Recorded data
====

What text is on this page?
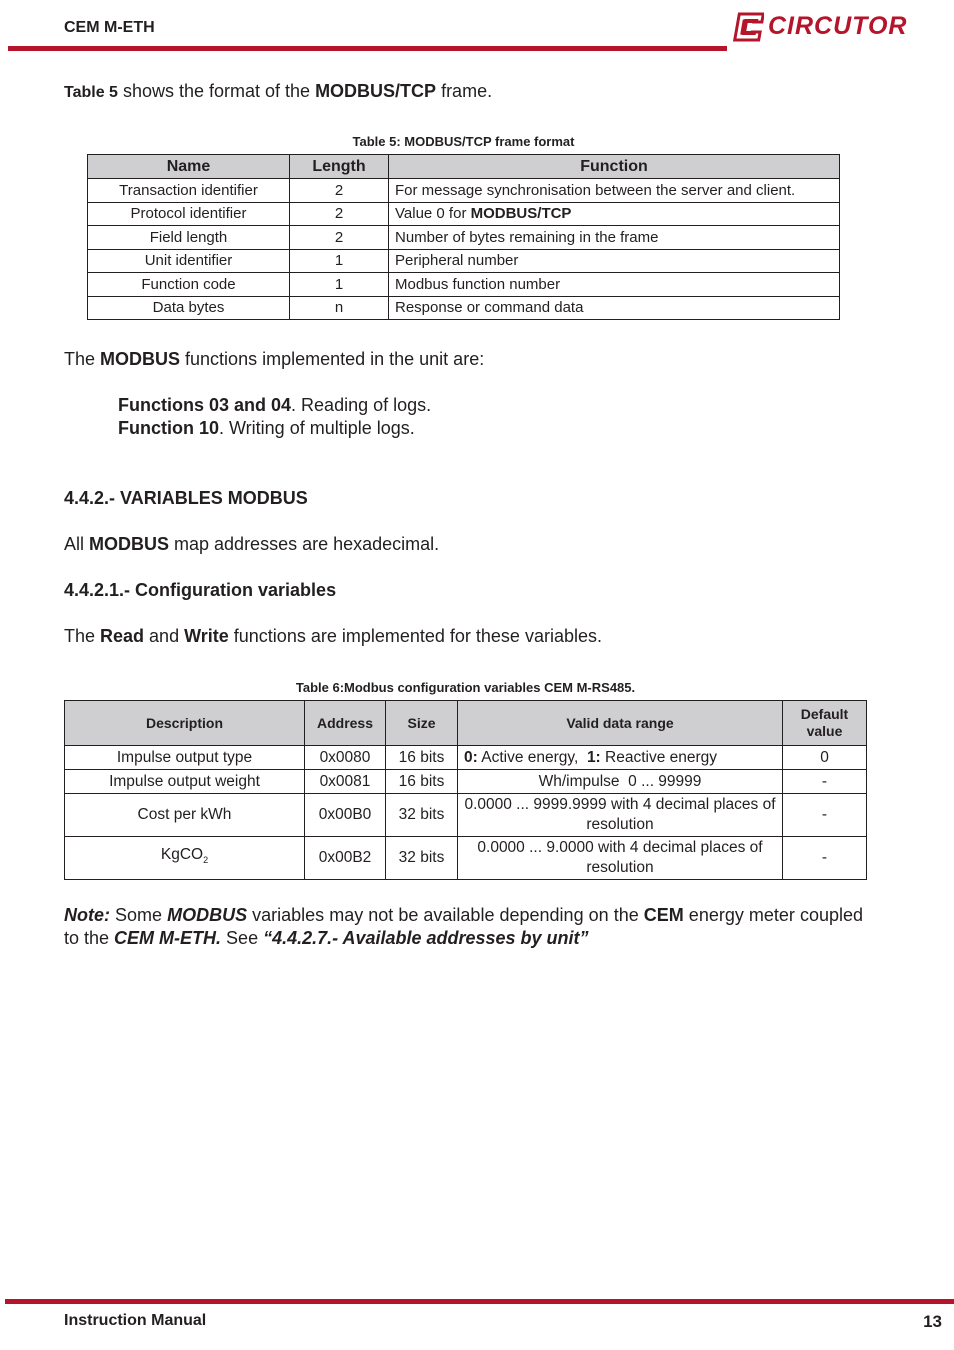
CEM M-ETH	CIRCUTOR
Table 5 shows the format of the MODBUS/TCP frame.
Table 5: MODBUS/TCP frame format
Name	Length	Function
Transaction identifier	2	For message synchronisation between the server and client.
Protocol identifier	2	Value 0 for MODBUS/TCP
Field length	2	Number of bytes remaining in the frame
Unit identifier	1	Peripheral number
Function code	1	Modbus function number
Data bytes	n	Response or command data
The MODBUS functions implemented in the unit are:
Functions 03 and 04. Reading of logs.
Function 10. Writing of multiple logs.
4.4.2.- VARIABLES MODBUS
All MODBUS map addresses are hexadecimal.
4.4.2.1.- Configuration variables
The Read and Write functions are implemented for these variables.
Table 6:Modbus configuration variables CEM M-RS485.
Description	Address	Size	Valid data range	Default
value
Impulse output type	0x0080	16 bits	0: Active energy,  1: Reactive energy	0
Impulse output weight	0x0081	16 bits	Wh/impulse  0 ... 99999	-
Cost per kWh	0x00B0	32 bits	0.0000 ... 9999.9999 with 4 decimal places of resolution	-
KgCO$_2$	0x00B2	32 bits	0.0000 ... 9.0000 with 4 decimal places of resolution	-
Note: Some MODBUS variables may not be available depending on the CEM energy meter coupled to the CEM M-ETH. See “4.4.2.7.- Available addresses by unit”
Instruction Manual	13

====

Please write out all the data again word for word, but not the pictures.

■ **CORRECT RESPONSE**
What text is on this page?
CEM M-ETH	CIRCUTOR
Table 5 shows the format of the MODBUS/TCP frame.
Table 5: MODBUS/TCP frame format
Name	Length	Function
Transaction identifier	2	For message synchronisation between the server and client.
Protocol identifier	2	Value 0 for MODBUS/TCP
Field length	2	Number of bytes remaining in the frame
Unit identifier	1	Peripheral number
Function code	1	Modbus function number
Data bytes	n	Response or command data
The MODBUS functions implemented in the unit are:
Functions 03 and 04. Reading of logs.
Function 10. Writing of multiple logs.
4.4.2.- VARIABLES MODBUS
All MODBUS map addresses are hexadecimal.
4.4.2.1.- Configuration variables
The Read and Write functions are implemented for these variables.
Table 6:Modbus configuration variables CEM M-RS485.
Description	Address	Size	Valid data range	Default
value
Impulse output type	0x0080	16 bits	0: Active energy,  1: Reactive energy	0
Impulse output weight	0x0081	16 bits	Wh/impulse  0 ... 99999	-
Cost per kWh	0x00B0	32 bits	0.0000 ... 9999.9999 with 4 decimal places of resolution	-
KgCO$_2$	0x00B2	32 bits	0.0000 ... 9.0000 with 4 decimal places of resolution	-
Note: Some MODBUS variables may not be available depending on the CEM energy meter coupled to the CEM M-ETH. See “4.4.2.7.- Available addresses by unit”
Instruction Manual	13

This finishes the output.